TO DO. Output the material below unchanged, apart from leaving out the pictures.
————————
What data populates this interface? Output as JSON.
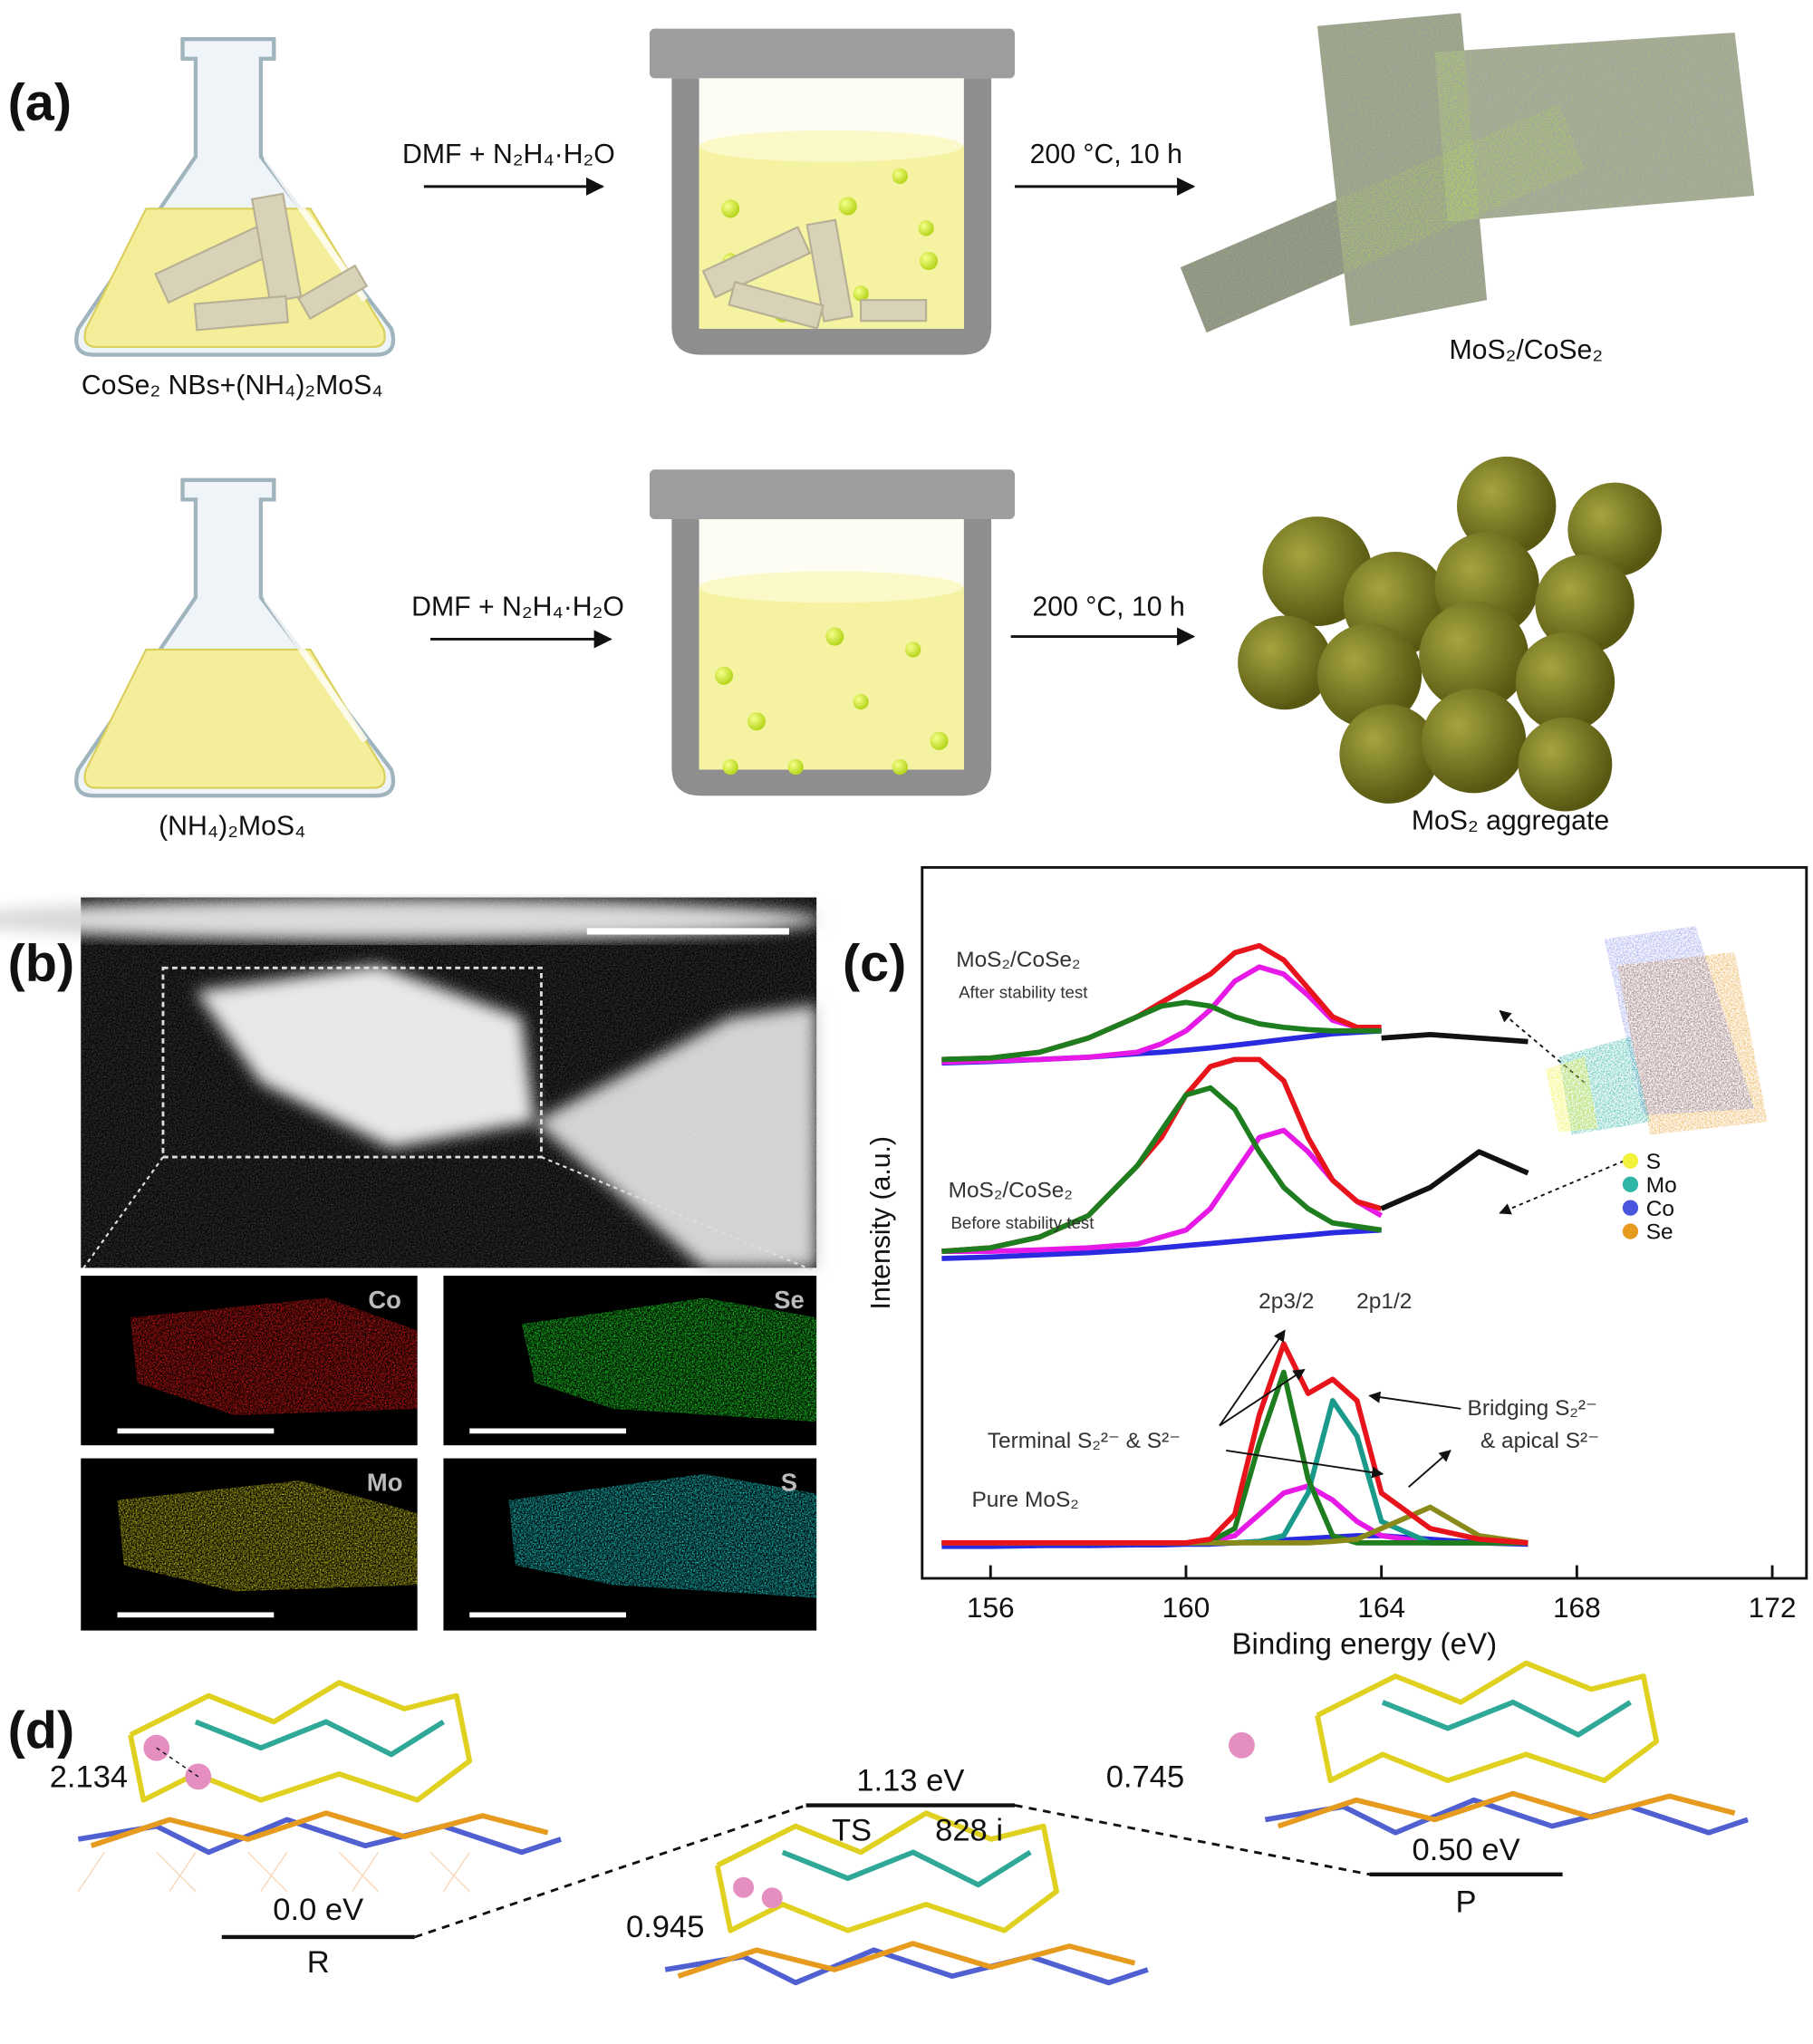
{
  "panel_labels": [
    "(a)",
    "(b)",
    "(c)",
    "(d)"
  ],
  "scheme": {
    "rows": [
      {
        "precursor": "CoSe₂ NBs+(NH₄)₂MoS₄",
        "reagents": "DMF + N₂H₄·H₂O",
        "conditions": "200 °C, 10 h",
        "product": "MoS₂/CoSe₂"
      },
      {
        "precursor": "(NH₄)₂MoS₄",
        "reagents": "DMF + N₂H₄·H₂O",
        "conditions": "200 °C, 10 h",
        "product": "MoS₂ aggregate"
      }
    ]
  },
  "mapping": {
    "elements": [
      "Co",
      "Se",
      "Mo",
      "S"
    ]
  },
  "chart_data": {
    "type": "line",
    "xlabel": "Binding energy (eV)",
    "ylabel": "Intensity (a.u.)",
    "xlim": [
      154.6,
      172.7
    ],
    "xticks": [
      156,
      160,
      164,
      168,
      172
    ],
    "ylim": [
      0,
      10
    ],
    "x": [
      155,
      156,
      157,
      158,
      159,
      159.5,
      160,
      160.5,
      161,
      161.5,
      162,
      162.5,
      163,
      163.5,
      164,
      165,
      166,
      167
    ],
    "series": [
      {
        "color": "#2a2ae0",
        "values": [
          7.25,
          7.27,
          7.3,
          7.33,
          7.38,
          7.4,
          7.43,
          7.46,
          7.5,
          7.54,
          7.58,
          7.62,
          7.66,
          7.68,
          7.7,
          null,
          null,
          null
        ]
      },
      {
        "color": "#e619e6",
        "values": [
          7.26,
          7.28,
          7.3,
          7.33,
          7.4,
          7.52,
          7.7,
          8.0,
          8.4,
          8.6,
          8.5,
          8.2,
          7.85,
          7.75,
          7.7,
          null,
          null,
          null
        ]
      },
      {
        "color": "#e8141b",
        "values": [
          7.3,
          7.32,
          7.4,
          7.6,
          7.9,
          8.1,
          8.3,
          8.5,
          8.8,
          8.9,
          8.7,
          8.3,
          7.9,
          7.75,
          7.75,
          null,
          null,
          null
        ]
      },
      {
        "color": "#1e7d1e",
        "values": [
          7.3,
          7.32,
          7.4,
          7.6,
          7.9,
          8.05,
          8.1,
          8.05,
          7.9,
          7.8,
          7.75,
          7.72,
          7.7,
          7.7,
          7.7,
          null,
          null,
          null
        ]
      },
      {
        "color": "#111111",
        "values": [
          null,
          null,
          null,
          null,
          null,
          null,
          null,
          null,
          null,
          null,
          null,
          null,
          null,
          null,
          7.6,
          7.65,
          7.6,
          7.55
        ]
      },
      {
        "color": "#2a2ae0",
        "values": [
          4.5,
          4.52,
          4.55,
          4.58,
          4.62,
          4.65,
          4.68,
          4.71,
          4.74,
          4.77,
          4.8,
          4.83,
          4.86,
          4.88,
          4.9,
          null,
          null,
          null
        ]
      },
      {
        "color": "#e619e6",
        "values": [
          4.6,
          4.6,
          4.62,
          4.65,
          4.7,
          4.8,
          4.9,
          5.2,
          5.7,
          6.2,
          6.3,
          6.0,
          5.6,
          5.3,
          5.1,
          null,
          null,
          null
        ]
      },
      {
        "color": "#e8141b",
        "values": [
          4.6,
          4.65,
          4.8,
          5.1,
          5.8,
          6.2,
          6.8,
          7.2,
          7.3,
          7.3,
          7.0,
          6.2,
          5.6,
          5.3,
          5.2,
          null,
          null,
          null
        ]
      },
      {
        "color": "#1e7d1e",
        "values": [
          4.6,
          4.65,
          4.8,
          5.1,
          5.8,
          6.3,
          6.8,
          6.9,
          6.6,
          6.0,
          5.5,
          5.2,
          5.0,
          4.95,
          4.9,
          null,
          null,
          null
        ]
      },
      {
        "color": "#111111",
        "values": [
          null,
          null,
          null,
          null,
          null,
          null,
          null,
          null,
          null,
          null,
          null,
          null,
          null,
          null,
          5.2,
          5.5,
          6.0,
          5.7
        ]
      },
      {
        "color": "#2a2ae0",
        "values": [
          0.45,
          0.45,
          0.46,
          0.46,
          0.47,
          0.47,
          0.48,
          0.48,
          0.5,
          0.52,
          0.54,
          0.56,
          0.58,
          0.6,
          0.6,
          0.55,
          0.5,
          0.48
        ]
      },
      {
        "color": "#e619e6",
        "values": [
          0.5,
          0.5,
          0.5,
          0.5,
          0.5,
          0.5,
          0.5,
          0.52,
          0.6,
          0.9,
          1.2,
          1.3,
          1.1,
          0.8,
          0.6,
          0.5,
          0.5,
          0.5
        ]
      },
      {
        "color": "#1a9a8a",
        "values": [
          0.5,
          0.5,
          0.5,
          0.5,
          0.5,
          0.5,
          0.5,
          0.5,
          0.5,
          0.52,
          0.6,
          1.2,
          2.5,
          2.0,
          0.8,
          0.5,
          0.5,
          0.5
        ]
      },
      {
        "color": "#1e7d1e",
        "values": [
          0.5,
          0.5,
          0.5,
          0.5,
          0.5,
          0.5,
          0.5,
          0.52,
          0.7,
          1.9,
          2.9,
          1.4,
          0.6,
          0.5,
          0.5,
          0.5,
          0.5,
          0.5
        ]
      },
      {
        "color": "#8a8a1a",
        "values": [
          0.5,
          0.5,
          0.5,
          0.5,
          0.5,
          0.5,
          0.5,
          0.5,
          0.5,
          0.5,
          0.5,
          0.5,
          0.52,
          0.55,
          0.7,
          1.0,
          0.6,
          0.5
        ]
      },
      {
        "color": "#e8141b",
        "values": [
          0.5,
          0.5,
          0.5,
          0.5,
          0.5,
          0.5,
          0.5,
          0.55,
          0.9,
          2.3,
          3.3,
          2.6,
          2.8,
          2.5,
          1.2,
          0.7,
          0.55,
          0.5
        ]
      }
    ],
    "annotations": {
      "after_label": "MoS₂/CoSe₂",
      "after_note": "After stability test",
      "before_label": "MoS₂/CoSe₂",
      "before_note": "Before stability test",
      "pure_label": "Pure MoS₂",
      "peak_1": "2p3/2",
      "peak_2": "2p1/2",
      "terminal": "Terminal S₂²⁻ & S²⁻",
      "bridging_1": "Bridging S₂²⁻",
      "bridging_2": "& apical S²⁻"
    },
    "atom_key": [
      {
        "label": "S",
        "color": "#f2f23c"
      },
      {
        "label": "Mo",
        "color": "#2fb5a5"
      },
      {
        "label": "Co",
        "color": "#4a55e0"
      },
      {
        "label": "Se",
        "color": "#e69a1e"
      }
    ]
  },
  "dft": {
    "R": {
      "distance": "2.134",
      "energy": "0.0 eV",
      "label": "R"
    },
    "TS": {
      "distance": "0.945",
      "energy": "1.13 eV",
      "label": "TS",
      "frequency": "828 i"
    },
    "P": {
      "distance": "0.745",
      "energy": "0.50 eV",
      "label": "P"
    }
  }
}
————————
WRITTEN SOLUTION.
What data populates this interface? Output as JSON.
{
  "panel_labels": [
    "(a)",
    "(b)",
    "(c)",
    "(d)"
  ],
  "scheme": {
    "rows": [
      {
        "precursor": "CoSe₂ NBs+(NH₄)₂MoS₄",
        "reagents": "DMF + N₂H₄·H₂O",
        "conditions": "200 °C, 10 h",
        "product": "MoS₂/CoSe₂"
      },
      {
        "precursor": "(NH₄)₂MoS₄",
        "reagents": "DMF + N₂H₄·H₂O",
        "conditions": "200 °C, 10 h",
        "product": "MoS₂ aggregate"
      }
    ]
  },
  "mapping": {
    "elements": [
      "Co",
      "Se",
      "Mo",
      "S"
    ]
  },
  "chart_data": {
    "type": "line",
    "xlabel": "Binding energy (eV)",
    "ylabel": "Intensity (a.u.)",
    "xlim": [
      154.6,
      172.7
    ],
    "xticks": [
      156,
      160,
      164,
      168,
      172
    ],
    "ylim": [
      0,
      10
    ],
    "x": [
      155,
      156,
      157,
      158,
      159,
      159.5,
      160,
      160.5,
      161,
      161.5,
      162,
      162.5,
      163,
      163.5,
      164,
      165,
      166,
      167
    ],
    "series": [
      {
        "color": "#2a2ae0",
        "values": [
          7.25,
          7.27,
          7.3,
          7.33,
          7.38,
          7.4,
          7.43,
          7.46,
          7.5,
          7.54,
          7.58,
          7.62,
          7.66,
          7.68,
          7.7,
          null,
          null,
          null
        ]
      },
      {
        "color": "#e619e6",
        "values": [
          7.26,
          7.28,
          7.3,
          7.33,
          7.4,
          7.52,
          7.7,
          8.0,
          8.4,
          8.6,
          8.5,
          8.2,
          7.85,
          7.75,
          7.7,
          null,
          null,
          null
        ]
      },
      {
        "color": "#e8141b",
        "values": [
          7.3,
          7.32,
          7.4,
          7.6,
          7.9,
          8.1,
          8.3,
          8.5,
          8.8,
          8.9,
          8.7,
          8.3,
          7.9,
          7.75,
          7.75,
          null,
          null,
          null
        ]
      },
      {
        "color": "#1e7d1e",
        "values": [
          7.3,
          7.32,
          7.4,
          7.6,
          7.9,
          8.05,
          8.1,
          8.05,
          7.9,
          7.8,
          7.75,
          7.72,
          7.7,
          7.7,
          7.7,
          null,
          null,
          null
        ]
      },
      {
        "color": "#111111",
        "values": [
          null,
          null,
          null,
          null,
          null,
          null,
          null,
          null,
          null,
          null,
          null,
          null,
          null,
          null,
          7.6,
          7.65,
          7.6,
          7.55
        ]
      },
      {
        "color": "#2a2ae0",
        "values": [
          4.5,
          4.52,
          4.55,
          4.58,
          4.62,
          4.65,
          4.68,
          4.71,
          4.74,
          4.77,
          4.8,
          4.83,
          4.86,
          4.88,
          4.9,
          null,
          null,
          null
        ]
      },
      {
        "color": "#e619e6",
        "values": [
          4.6,
          4.6,
          4.62,
          4.65,
          4.7,
          4.8,
          4.9,
          5.2,
          5.7,
          6.2,
          6.3,
          6.0,
          5.6,
          5.3,
          5.1,
          null,
          null,
          null
        ]
      },
      {
        "color": "#e8141b",
        "values": [
          4.6,
          4.65,
          4.8,
          5.1,
          5.8,
          6.2,
          6.8,
          7.2,
          7.3,
          7.3,
          7.0,
          6.2,
          5.6,
          5.3,
          5.2,
          null,
          null,
          null
        ]
      },
      {
        "color": "#1e7d1e",
        "values": [
          4.6,
          4.65,
          4.8,
          5.1,
          5.8,
          6.3,
          6.8,
          6.9,
          6.6,
          6.0,
          5.5,
          5.2,
          5.0,
          4.95,
          4.9,
          null,
          null,
          null
        ]
      },
      {
        "color": "#111111",
        "values": [
          null,
          null,
          null,
          null,
          null,
          null,
          null,
          null,
          null,
          null,
          null,
          null,
          null,
          null,
          5.2,
          5.5,
          6.0,
          5.7
        ]
      },
      {
        "color": "#2a2ae0",
        "values": [
          0.45,
          0.45,
          0.46,
          0.46,
          0.47,
          0.47,
          0.48,
          0.48,
          0.5,
          0.52,
          0.54,
          0.56,
          0.58,
          0.6,
          0.6,
          0.55,
          0.5,
          0.48
        ]
      },
      {
        "color": "#e619e6",
        "values": [
          0.5,
          0.5,
          0.5,
          0.5,
          0.5,
          0.5,
          0.5,
          0.52,
          0.6,
          0.9,
          1.2,
          1.3,
          1.1,
          0.8,
          0.6,
          0.5,
          0.5,
          0.5
        ]
      },
      {
        "color": "#1a9a8a",
        "values": [
          0.5,
          0.5,
          0.5,
          0.5,
          0.5,
          0.5,
          0.5,
          0.5,
          0.5,
          0.52,
          0.6,
          1.2,
          2.5,
          2.0,
          0.8,
          0.5,
          0.5,
          0.5
        ]
      },
      {
        "color": "#1e7d1e",
        "values": [
          0.5,
          0.5,
          0.5,
          0.5,
          0.5,
          0.5,
          0.5,
          0.52,
          0.7,
          1.9,
          2.9,
          1.4,
          0.6,
          0.5,
          0.5,
          0.5,
          0.5,
          0.5
        ]
      },
      {
        "color": "#8a8a1a",
        "values": [
          0.5,
          0.5,
          0.5,
          0.5,
          0.5,
          0.5,
          0.5,
          0.5,
          0.5,
          0.5,
          0.5,
          0.5,
          0.52,
          0.55,
          0.7,
          1.0,
          0.6,
          0.5
        ]
      },
      {
        "color": "#e8141b",
        "values": [
          0.5,
          0.5,
          0.5,
          0.5,
          0.5,
          0.5,
          0.5,
          0.55,
          0.9,
          2.3,
          3.3,
          2.6,
          2.8,
          2.5,
          1.2,
          0.7,
          0.55,
          0.5
        ]
      }
    ],
    "annotations": {
      "after_label": "MoS₂/CoSe₂",
      "after_note": "After stability test",
      "before_label": "MoS₂/CoSe₂",
      "before_note": "Before stability test",
      "pure_label": "Pure MoS₂",
      "peak_1": "2p3/2",
      "peak_2": "2p1/2",
      "terminal": "Terminal S₂²⁻ & S²⁻",
      "bridging_1": "Bridging S₂²⁻",
      "bridging_2": "& apical S²⁻"
    },
    "atom_key": [
      {
        "label": "S",
        "color": "#f2f23c"
      },
      {
        "label": "Mo",
        "color": "#2fb5a5"
      },
      {
        "label": "Co",
        "color": "#4a55e0"
      },
      {
        "label": "Se",
        "color": "#e69a1e"
      }
    ]
  },
  "dft": {
    "R": {
      "distance": "2.134",
      "energy": "0.0 eV",
      "label": "R"
    },
    "TS": {
      "distance": "0.945",
      "energy": "1.13 eV",
      "label": "TS",
      "frequency": "828 i"
    },
    "P": {
      "distance": "0.745",
      "energy": "0.50 eV",
      "label": "P"
    }
  }
}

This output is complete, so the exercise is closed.